### [TEXT EXTRACT]

BEGIN

How to manage exams | Autism Toolkit
Additional support and disability advice
Additional support and disability advice
You will have experience of exams from secondary school. Exams can be delivered in a variety of different ways including written, practical or oral exams. Most commonly exams take the form of a set of questions that you need to answer and are a way of measuring your knowledge in that particular subject. Exams are timed and will often take place in a controlled environment with an invigilator present. Exams are just one form of assessment that will take place on your course, you will also be assessed via coursework.
Exams used to cause me to have really bad melt downs. I would turn over the page and my mind would go blank. Now I’ve realised that getting stressed doesn’t really help and I am much better at managing in exams.
How could this affect me?
Many students report finding exams stressful, particularly in terms of preparation and knowing what to expect. It is important to remember that exams are only one form of assessment and that you will be assessed using a variety of methods on your course.
For autistic students one of the challenges relates to organising a revision timetable and becoming overwhelmed by all of the reading material.
I feel like I need to read absolutely everything on the course reading list even though this takes ages. I find it hard to just revise certain topics.
Many autistic students report feeling very anxious during the exam period particularly in terms of practical arrangements such as where they need to go to sit the exam. It can be helpful to visit the exam venues ahead of the exam to ensure that you know where to go. See the tips section below for further information.

END

### [EXERCISE TASK 1]
List the ways exams can be delivered, according to the text on managing exams.
### [EXERCISE TASK 2]
Extend the text on managing exams by writing what comes next after its final sentence.

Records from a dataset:
BEGIN

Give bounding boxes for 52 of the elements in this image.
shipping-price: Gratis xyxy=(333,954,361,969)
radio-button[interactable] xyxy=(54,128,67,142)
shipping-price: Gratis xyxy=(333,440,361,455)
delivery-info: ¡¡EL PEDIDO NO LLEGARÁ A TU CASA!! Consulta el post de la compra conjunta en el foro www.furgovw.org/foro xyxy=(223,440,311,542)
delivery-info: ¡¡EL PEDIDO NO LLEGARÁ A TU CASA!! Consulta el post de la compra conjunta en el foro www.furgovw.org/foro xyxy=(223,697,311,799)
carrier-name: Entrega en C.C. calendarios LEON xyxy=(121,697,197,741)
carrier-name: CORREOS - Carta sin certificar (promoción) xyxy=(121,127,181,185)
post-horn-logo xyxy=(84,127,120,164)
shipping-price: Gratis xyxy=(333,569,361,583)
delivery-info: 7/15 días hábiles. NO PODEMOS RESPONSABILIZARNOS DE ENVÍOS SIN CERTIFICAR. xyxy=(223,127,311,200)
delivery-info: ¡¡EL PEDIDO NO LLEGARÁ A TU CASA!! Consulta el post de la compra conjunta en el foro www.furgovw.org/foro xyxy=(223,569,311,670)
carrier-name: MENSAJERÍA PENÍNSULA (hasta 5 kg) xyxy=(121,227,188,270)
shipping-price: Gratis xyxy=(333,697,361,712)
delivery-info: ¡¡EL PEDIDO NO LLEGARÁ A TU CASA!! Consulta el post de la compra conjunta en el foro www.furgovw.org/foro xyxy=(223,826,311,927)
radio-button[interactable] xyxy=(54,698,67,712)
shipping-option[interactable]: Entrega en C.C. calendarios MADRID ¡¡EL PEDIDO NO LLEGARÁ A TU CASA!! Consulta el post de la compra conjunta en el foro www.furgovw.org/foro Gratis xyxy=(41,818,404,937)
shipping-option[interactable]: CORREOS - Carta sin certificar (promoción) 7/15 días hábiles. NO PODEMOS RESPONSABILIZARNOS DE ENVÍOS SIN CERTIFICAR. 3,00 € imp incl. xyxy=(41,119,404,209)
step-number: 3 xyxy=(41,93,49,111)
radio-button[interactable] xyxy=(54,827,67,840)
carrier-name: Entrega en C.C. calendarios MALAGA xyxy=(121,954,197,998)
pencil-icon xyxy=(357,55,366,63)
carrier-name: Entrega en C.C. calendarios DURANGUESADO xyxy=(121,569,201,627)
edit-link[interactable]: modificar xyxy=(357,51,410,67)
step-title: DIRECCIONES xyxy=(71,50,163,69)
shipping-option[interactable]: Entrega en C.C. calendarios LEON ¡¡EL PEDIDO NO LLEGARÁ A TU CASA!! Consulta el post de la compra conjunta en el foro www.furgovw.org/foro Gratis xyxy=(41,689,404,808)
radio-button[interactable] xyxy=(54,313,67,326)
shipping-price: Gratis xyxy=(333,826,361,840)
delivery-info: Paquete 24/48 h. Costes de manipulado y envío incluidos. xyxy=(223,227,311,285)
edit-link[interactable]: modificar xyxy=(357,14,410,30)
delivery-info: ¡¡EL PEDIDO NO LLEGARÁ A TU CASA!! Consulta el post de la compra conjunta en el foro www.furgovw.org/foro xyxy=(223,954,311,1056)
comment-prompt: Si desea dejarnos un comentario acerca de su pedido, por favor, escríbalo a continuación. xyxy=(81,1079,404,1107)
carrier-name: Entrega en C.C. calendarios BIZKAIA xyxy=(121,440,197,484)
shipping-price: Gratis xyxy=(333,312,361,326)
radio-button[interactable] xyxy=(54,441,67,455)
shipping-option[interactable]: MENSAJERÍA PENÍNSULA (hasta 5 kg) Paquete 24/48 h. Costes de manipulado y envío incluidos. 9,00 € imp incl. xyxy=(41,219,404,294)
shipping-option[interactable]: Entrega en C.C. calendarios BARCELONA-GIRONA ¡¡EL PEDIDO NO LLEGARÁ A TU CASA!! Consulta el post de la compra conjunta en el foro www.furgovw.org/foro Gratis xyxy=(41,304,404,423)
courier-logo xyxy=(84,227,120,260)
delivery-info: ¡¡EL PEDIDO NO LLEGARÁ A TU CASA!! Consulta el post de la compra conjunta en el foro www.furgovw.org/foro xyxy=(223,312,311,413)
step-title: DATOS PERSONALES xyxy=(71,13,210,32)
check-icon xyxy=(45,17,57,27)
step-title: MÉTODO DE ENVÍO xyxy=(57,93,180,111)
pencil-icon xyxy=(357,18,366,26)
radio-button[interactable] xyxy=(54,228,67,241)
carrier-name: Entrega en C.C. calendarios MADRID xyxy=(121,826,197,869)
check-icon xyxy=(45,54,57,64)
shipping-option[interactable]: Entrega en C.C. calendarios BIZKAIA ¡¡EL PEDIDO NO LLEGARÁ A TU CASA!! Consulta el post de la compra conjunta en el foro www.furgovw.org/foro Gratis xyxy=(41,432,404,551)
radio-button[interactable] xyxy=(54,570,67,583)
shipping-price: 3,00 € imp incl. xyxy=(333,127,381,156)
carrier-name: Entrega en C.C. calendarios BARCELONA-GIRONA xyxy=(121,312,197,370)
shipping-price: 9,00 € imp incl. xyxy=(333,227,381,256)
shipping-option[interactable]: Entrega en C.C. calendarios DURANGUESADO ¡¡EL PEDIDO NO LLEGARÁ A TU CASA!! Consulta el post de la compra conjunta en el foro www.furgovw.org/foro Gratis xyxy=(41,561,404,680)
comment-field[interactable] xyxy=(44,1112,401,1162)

END

### [FINAL ANSWER 1]
Written, practical, and oral.

### [FINAL ANSWER 2]
What to do next?In addition to revising for exam content, prepare yourself well for the exam environment.
These tips are intended as a guide so you can pick out the ones that are most helpful to you.
Before the exam
- Many autistic students find it difficult to do targeted revision and to take regular breaks when revising. It can be helpful to set a timer to ensure that you revise a topic for a set period before moving on to the next topic
- Many students report that mindfulness meditation or breathing techniques help them to relax before an exam. There are lots of resources out there that you can try that will guide you through the meditation process.
- If possible, visit the rooms where your exams will be taking place in advance. You will then be able to rehearse the route to your exam room and can find out about any potential distractions. You may also be able to arrange to sit at a particular desk (e.g. near the front of the room or door) as part of your special exam arrangements.
- In order to revise most effectively it’s a good idea to use a variety of approaches. This could include using recordings, making a mind map and taking notes which you could display in a visible area.
- Get as much rest as you can, 6-8 hours a night is recommended. Even if you can’t sleep you should give your body a chance to rest and make sure that you have a chance to wind down before going to bed.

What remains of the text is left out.